#### [Data provided]
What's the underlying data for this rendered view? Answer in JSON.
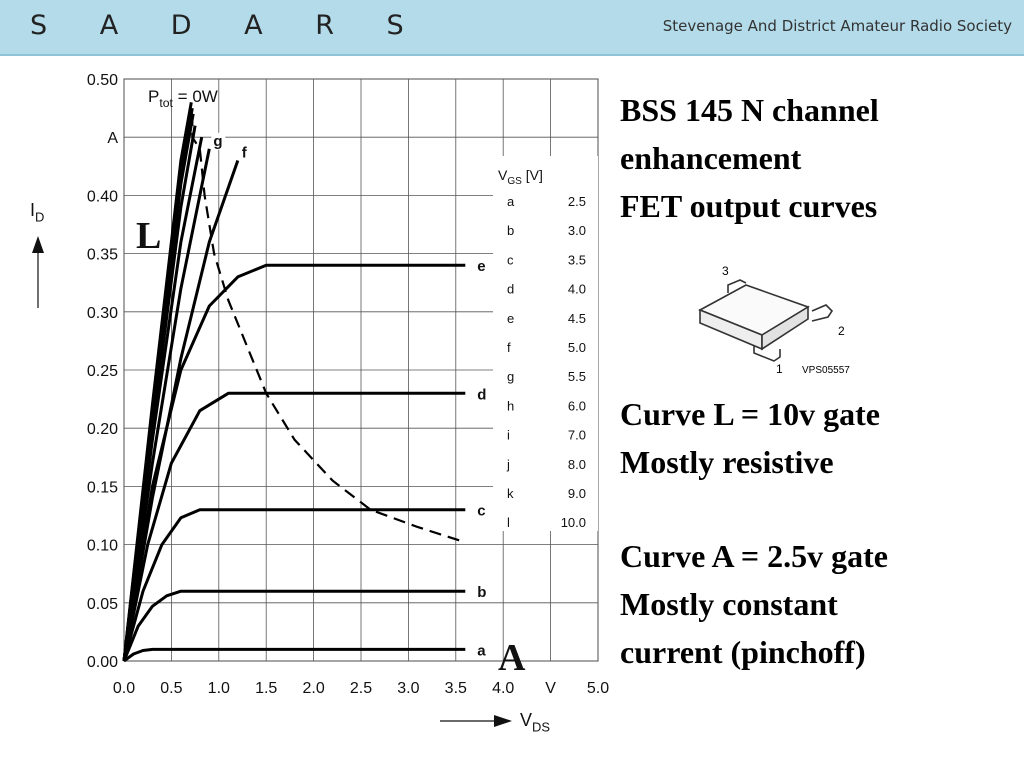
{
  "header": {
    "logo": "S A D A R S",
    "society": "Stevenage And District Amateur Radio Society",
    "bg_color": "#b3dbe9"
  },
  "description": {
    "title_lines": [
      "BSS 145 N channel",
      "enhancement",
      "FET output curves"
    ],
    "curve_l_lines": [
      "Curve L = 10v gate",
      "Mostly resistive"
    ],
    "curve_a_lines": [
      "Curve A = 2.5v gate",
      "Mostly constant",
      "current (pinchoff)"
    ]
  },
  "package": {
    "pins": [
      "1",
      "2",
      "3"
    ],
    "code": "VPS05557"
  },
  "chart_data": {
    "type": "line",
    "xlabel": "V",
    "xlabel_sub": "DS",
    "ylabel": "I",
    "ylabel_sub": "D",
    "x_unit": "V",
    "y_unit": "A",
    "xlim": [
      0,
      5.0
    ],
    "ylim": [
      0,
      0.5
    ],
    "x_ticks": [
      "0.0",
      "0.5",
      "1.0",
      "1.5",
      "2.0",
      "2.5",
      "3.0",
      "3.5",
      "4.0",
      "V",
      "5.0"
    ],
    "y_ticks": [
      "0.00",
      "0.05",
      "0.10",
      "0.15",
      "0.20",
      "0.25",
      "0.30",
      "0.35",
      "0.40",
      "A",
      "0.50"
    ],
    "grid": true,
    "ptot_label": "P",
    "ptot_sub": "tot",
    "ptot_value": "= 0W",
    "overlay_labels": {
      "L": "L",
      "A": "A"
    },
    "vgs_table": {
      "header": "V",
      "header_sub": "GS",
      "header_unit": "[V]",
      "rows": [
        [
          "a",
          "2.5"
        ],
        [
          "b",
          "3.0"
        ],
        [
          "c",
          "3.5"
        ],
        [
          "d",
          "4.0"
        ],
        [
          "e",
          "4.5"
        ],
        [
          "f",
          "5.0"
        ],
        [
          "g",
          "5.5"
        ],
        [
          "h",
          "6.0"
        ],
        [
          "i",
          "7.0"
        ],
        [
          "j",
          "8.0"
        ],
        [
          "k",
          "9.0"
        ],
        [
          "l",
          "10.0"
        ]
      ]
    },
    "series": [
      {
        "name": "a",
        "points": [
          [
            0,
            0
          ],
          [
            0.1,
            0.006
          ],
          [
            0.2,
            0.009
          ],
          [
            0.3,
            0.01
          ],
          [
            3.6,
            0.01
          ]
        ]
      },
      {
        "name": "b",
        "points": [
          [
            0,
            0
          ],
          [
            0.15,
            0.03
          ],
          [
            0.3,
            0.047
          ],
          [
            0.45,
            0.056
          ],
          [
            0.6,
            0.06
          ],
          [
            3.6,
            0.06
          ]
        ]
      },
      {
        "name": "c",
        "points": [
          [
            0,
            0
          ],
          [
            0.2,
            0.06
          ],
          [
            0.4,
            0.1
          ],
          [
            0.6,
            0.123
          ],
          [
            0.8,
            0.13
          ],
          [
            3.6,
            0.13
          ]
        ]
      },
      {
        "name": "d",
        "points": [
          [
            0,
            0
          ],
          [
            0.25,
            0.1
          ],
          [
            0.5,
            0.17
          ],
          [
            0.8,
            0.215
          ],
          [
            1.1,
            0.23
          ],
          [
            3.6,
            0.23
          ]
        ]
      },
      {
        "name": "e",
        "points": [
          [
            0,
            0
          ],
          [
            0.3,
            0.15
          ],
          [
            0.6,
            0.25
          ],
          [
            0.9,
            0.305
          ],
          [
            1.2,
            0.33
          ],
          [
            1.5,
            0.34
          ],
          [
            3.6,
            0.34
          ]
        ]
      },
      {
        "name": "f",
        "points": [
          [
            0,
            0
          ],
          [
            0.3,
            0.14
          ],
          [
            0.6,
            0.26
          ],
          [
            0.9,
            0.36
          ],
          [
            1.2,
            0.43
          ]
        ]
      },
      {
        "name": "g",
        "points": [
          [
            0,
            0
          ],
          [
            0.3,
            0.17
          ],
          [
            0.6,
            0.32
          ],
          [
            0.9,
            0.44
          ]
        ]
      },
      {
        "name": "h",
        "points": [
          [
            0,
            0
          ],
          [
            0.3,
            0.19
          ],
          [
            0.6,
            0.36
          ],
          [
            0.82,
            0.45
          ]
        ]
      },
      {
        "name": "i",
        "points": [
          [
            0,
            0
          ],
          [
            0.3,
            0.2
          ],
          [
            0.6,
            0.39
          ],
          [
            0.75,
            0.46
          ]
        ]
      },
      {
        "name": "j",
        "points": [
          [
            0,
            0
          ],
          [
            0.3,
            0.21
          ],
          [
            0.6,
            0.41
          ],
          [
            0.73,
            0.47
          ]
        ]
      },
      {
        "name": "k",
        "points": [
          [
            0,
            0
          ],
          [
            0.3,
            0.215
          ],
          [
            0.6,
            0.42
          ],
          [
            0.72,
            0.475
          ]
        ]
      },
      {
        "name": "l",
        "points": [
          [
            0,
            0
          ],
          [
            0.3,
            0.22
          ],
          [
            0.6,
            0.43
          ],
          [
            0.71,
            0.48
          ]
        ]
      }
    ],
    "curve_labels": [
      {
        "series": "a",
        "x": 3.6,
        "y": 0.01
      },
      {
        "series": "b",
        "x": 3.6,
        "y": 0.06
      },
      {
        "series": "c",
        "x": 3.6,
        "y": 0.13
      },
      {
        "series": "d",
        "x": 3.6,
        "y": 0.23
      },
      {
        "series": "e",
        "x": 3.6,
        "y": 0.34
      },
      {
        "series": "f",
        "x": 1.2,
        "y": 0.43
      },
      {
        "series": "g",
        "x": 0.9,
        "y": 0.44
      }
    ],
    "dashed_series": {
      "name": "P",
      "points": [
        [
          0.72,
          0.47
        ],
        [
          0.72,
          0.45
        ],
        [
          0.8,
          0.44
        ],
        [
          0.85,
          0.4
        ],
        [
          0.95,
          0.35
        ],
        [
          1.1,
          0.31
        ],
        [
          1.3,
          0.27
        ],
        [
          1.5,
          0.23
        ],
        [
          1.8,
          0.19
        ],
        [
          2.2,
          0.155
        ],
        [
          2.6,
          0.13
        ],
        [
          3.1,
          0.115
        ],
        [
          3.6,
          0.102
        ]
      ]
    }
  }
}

#### [Short exercise]
Write out the data precisely as given, excluding the pictures.

#### [Final answer]
What's the underlying data for this rendered view? Answer in JSON.
{
  "header": {
    "logo": "S A D A R S",
    "society": "Stevenage And District Amateur Radio Society",
    "bg_color": "#b3dbe9"
  },
  "description": {
    "title_lines": [
      "BSS 145 N channel",
      "enhancement",
      "FET output curves"
    ],
    "curve_l_lines": [
      "Curve L = 10v gate",
      "Mostly resistive"
    ],
    "curve_a_lines": [
      "Curve A = 2.5v gate",
      "Mostly constant",
      "current (pinchoff)"
    ]
  },
  "package": {
    "pins": [
      "1",
      "2",
      "3"
    ],
    "code": "VPS05557"
  },
  "chart_data": {
    "type": "line",
    "xlabel": "V",
    "xlabel_sub": "DS",
    "ylabel": "I",
    "ylabel_sub": "D",
    "x_unit": "V",
    "y_unit": "A",
    "xlim": [
      0,
      5.0
    ],
    "ylim": [
      0,
      0.5
    ],
    "x_ticks": [
      "0.0",
      "0.5",
      "1.0",
      "1.5",
      "2.0",
      "2.5",
      "3.0",
      "3.5",
      "4.0",
      "V",
      "5.0"
    ],
    "y_ticks": [
      "0.00",
      "0.05",
      "0.10",
      "0.15",
      "0.20",
      "0.25",
      "0.30",
      "0.35",
      "0.40",
      "A",
      "0.50"
    ],
    "grid": true,
    "ptot_label": "P",
    "ptot_sub": "tot",
    "ptot_value": "= 0W",
    "overlay_labels": {
      "L": "L",
      "A": "A"
    },
    "vgs_table": {
      "header": "V",
      "header_sub": "GS",
      "header_unit": "[V]",
      "rows": [
        [
          "a",
          "2.5"
        ],
        [
          "b",
          "3.0"
        ],
        [
          "c",
          "3.5"
        ],
        [
          "d",
          "4.0"
        ],
        [
          "e",
          "4.5"
        ],
        [
          "f",
          "5.0"
        ],
        [
          "g",
          "5.5"
        ],
        [
          "h",
          "6.0"
        ],
        [
          "i",
          "7.0"
        ],
        [
          "j",
          "8.0"
        ],
        [
          "k",
          "9.0"
        ],
        [
          "l",
          "10.0"
        ]
      ]
    },
    "series": [
      {
        "name": "a",
        "points": [
          [
            0,
            0
          ],
          [
            0.1,
            0.006
          ],
          [
            0.2,
            0.009
          ],
          [
            0.3,
            0.01
          ],
          [
            3.6,
            0.01
          ]
        ]
      },
      {
        "name": "b",
        "points": [
          [
            0,
            0
          ],
          [
            0.15,
            0.03
          ],
          [
            0.3,
            0.047
          ],
          [
            0.45,
            0.056
          ],
          [
            0.6,
            0.06
          ],
          [
            3.6,
            0.06
          ]
        ]
      },
      {
        "name": "c",
        "points": [
          [
            0,
            0
          ],
          [
            0.2,
            0.06
          ],
          [
            0.4,
            0.1
          ],
          [
            0.6,
            0.123
          ],
          [
            0.8,
            0.13
          ],
          [
            3.6,
            0.13
          ]
        ]
      },
      {
        "name": "d",
        "points": [
          [
            0,
            0
          ],
          [
            0.25,
            0.1
          ],
          [
            0.5,
            0.17
          ],
          [
            0.8,
            0.215
          ],
          [
            1.1,
            0.23
          ],
          [
            3.6,
            0.23
          ]
        ]
      },
      {
        "name": "e",
        "points": [
          [
            0,
            0
          ],
          [
            0.3,
            0.15
          ],
          [
            0.6,
            0.25
          ],
          [
            0.9,
            0.305
          ],
          [
            1.2,
            0.33
          ],
          [
            1.5,
            0.34
          ],
          [
            3.6,
            0.34
          ]
        ]
      },
      {
        "name": "f",
        "points": [
          [
            0,
            0
          ],
          [
            0.3,
            0.14
          ],
          [
            0.6,
            0.26
          ],
          [
            0.9,
            0.36
          ],
          [
            1.2,
            0.43
          ]
        ]
      },
      {
        "name": "g",
        "points": [
          [
            0,
            0
          ],
          [
            0.3,
            0.17
          ],
          [
            0.6,
            0.32
          ],
          [
            0.9,
            0.44
          ]
        ]
      },
      {
        "name": "h",
        "points": [
          [
            0,
            0
          ],
          [
            0.3,
            0.19
          ],
          [
            0.6,
            0.36
          ],
          [
            0.82,
            0.45
          ]
        ]
      },
      {
        "name": "i",
        "points": [
          [
            0,
            0
          ],
          [
            0.3,
            0.2
          ],
          [
            0.6,
            0.39
          ],
          [
            0.75,
            0.46
          ]
        ]
      },
      {
        "name": "j",
        "points": [
          [
            0,
            0
          ],
          [
            0.3,
            0.21
          ],
          [
            0.6,
            0.41
          ],
          [
            0.73,
            0.47
          ]
        ]
      },
      {
        "name": "k",
        "points": [
          [
            0,
            0
          ],
          [
            0.3,
            0.215
          ],
          [
            0.6,
            0.42
          ],
          [
            0.72,
            0.475
          ]
        ]
      },
      {
        "name": "l",
        "points": [
          [
            0,
            0
          ],
          [
            0.3,
            0.22
          ],
          [
            0.6,
            0.43
          ],
          [
            0.71,
            0.48
          ]
        ]
      }
    ],
    "curve_labels": [
      {
        "series": "a",
        "x": 3.6,
        "y": 0.01
      },
      {
        "series": "b",
        "x": 3.6,
        "y": 0.06
      },
      {
        "series": "c",
        "x": 3.6,
        "y": 0.13
      },
      {
        "series": "d",
        "x": 3.6,
        "y": 0.23
      },
      {
        "series": "e",
        "x": 3.6,
        "y": 0.34
      },
      {
        "series": "f",
        "x": 1.2,
        "y": 0.43
      },
      {
        "series": "g",
        "x": 0.9,
        "y": 0.44
      }
    ],
    "dashed_series": {
      "name": "P",
      "points": [
        [
          0.72,
          0.47
        ],
        [
          0.72,
          0.45
        ],
        [
          0.8,
          0.44
        ],
        [
          0.85,
          0.4
        ],
        [
          0.95,
          0.35
        ],
        [
          1.1,
          0.31
        ],
        [
          1.3,
          0.27
        ],
        [
          1.5,
          0.23
        ],
        [
          1.8,
          0.19
        ],
        [
          2.2,
          0.155
        ],
        [
          2.6,
          0.13
        ],
        [
          3.1,
          0.115
        ],
        [
          3.6,
          0.102
        ]
      ]
    }
  }
}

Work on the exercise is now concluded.